* _WORK INSTRUCTIONS_
Pictures in the records should not be copied, but every other part must be repeated exactly.

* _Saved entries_
========

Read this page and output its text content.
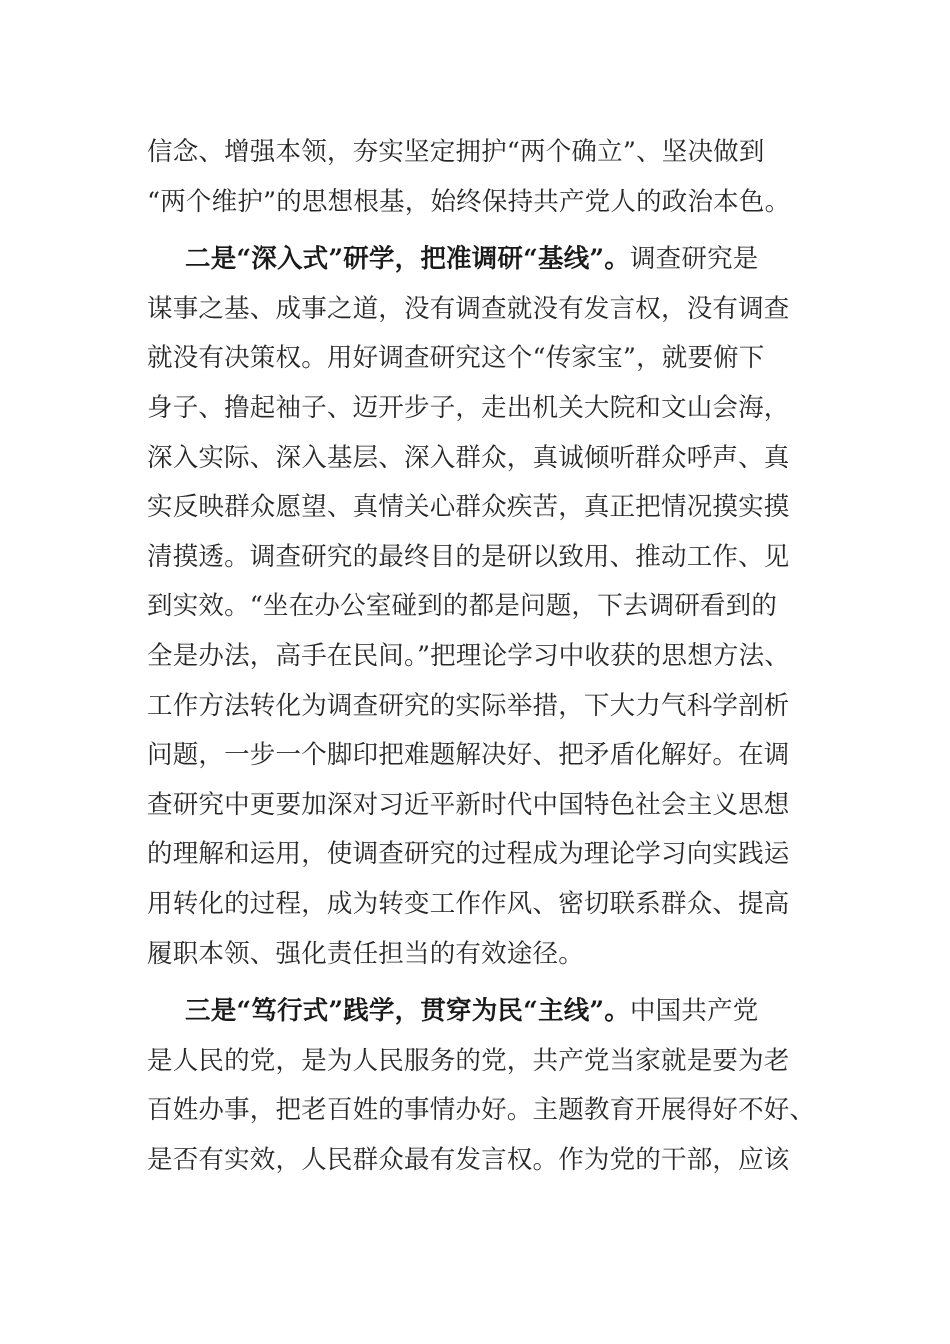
信念、增强本领，夯实坚定拥护“两个确立”、坚决做到
“两个维护”的思想根基，始终保持共产党人的政治本色。
二是“深入式”研学，把准调研“基线”。调查研究是
谋事之基、成事之道，没有调查就没有发言权，没有调查
就没有决策权。用好调查研究这个“传家宝”，就要俯下
身子、撸起袖子、迈开步子，走出机关大院和文山会海，
深入实际、深入基层、深入群众，真诚倾听群众呼声、真
实反映群众愿望、真情关心群众疾苦，真正把情况摸实摸
清摸透。调查研究的最终目的是研以致用、推动工作、见
到实效。“坐在办公室碰到的都是问题，下去调研看到的
全是办法，高手在民间。”把理论学习中收获的思想方法、
工作方法转化为调查研究的实际举措，下大力气科学剖析
问题，一步一个脚印把难题解决好、把矛盾化解好。在调
查研究中更要加深对习近平新时代中国特色社会主义思想
的理解和运用，使调查研究的过程成为理论学习向实践运
用转化的过程，成为转变工作作风、密切联系群众、提高
履职本领、强化责任担当的有效途径。
三是“笃行式”践学，贯穿为民“主线”。中国共产党
是人民的党，是为人民服务的党，共产党当家就是要为老
百姓办事，把老百姓的事情办好。主题教育开展得好不好、
是否有实效，人民群众最有发言权。作为党的干部，应该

========

* _ANSWER FOR THE TASK_
Read this page and output its text content.
信念、增强本领，夯实坚定拥护“两个确立”、坚决做到
“两个维护”的思想根基，始终保持共产党人的政治本色。
二是“深入式”研学，把准调研“基线”。调查研究是
谋事之基、成事之道，没有调查就没有发言权，没有调查
就没有决策权。用好调查研究这个“传家宝”，就要俯下
身子、撸起袖子、迈开步子，走出机关大院和文山会海，
深入实际、深入基层、深入群众，真诚倾听群众呼声、真
实反映群众愿望、真情关心群众疾苦，真正把情况摸实摸
清摸透。调查研究的最终目的是研以致用、推动工作、见
到实效。“坐在办公室碰到的都是问题，下去调研看到的
全是办法，高手在民间。”把理论学习中收获的思想方法、
工作方法转化为调查研究的实际举措，下大力气科学剖析
问题，一步一个脚印把难题解决好、把矛盾化解好。在调
查研究中更要加深对习近平新时代中国特色社会主义思想
的理解和运用，使调查研究的过程成为理论学习向实践运
用转化的过程，成为转变工作作风、密切联系群众、提高
履职本领、强化责任担当的有效途径。
三是“笃行式”践学，贯穿为民“主线”。中国共产党
是人民的党，是为人民服务的党，共产党当家就是要为老
百姓办事，把老百姓的事情办好。主题教育开展得好不好、
是否有实效，人民群众最有发言权。作为党的干部，应该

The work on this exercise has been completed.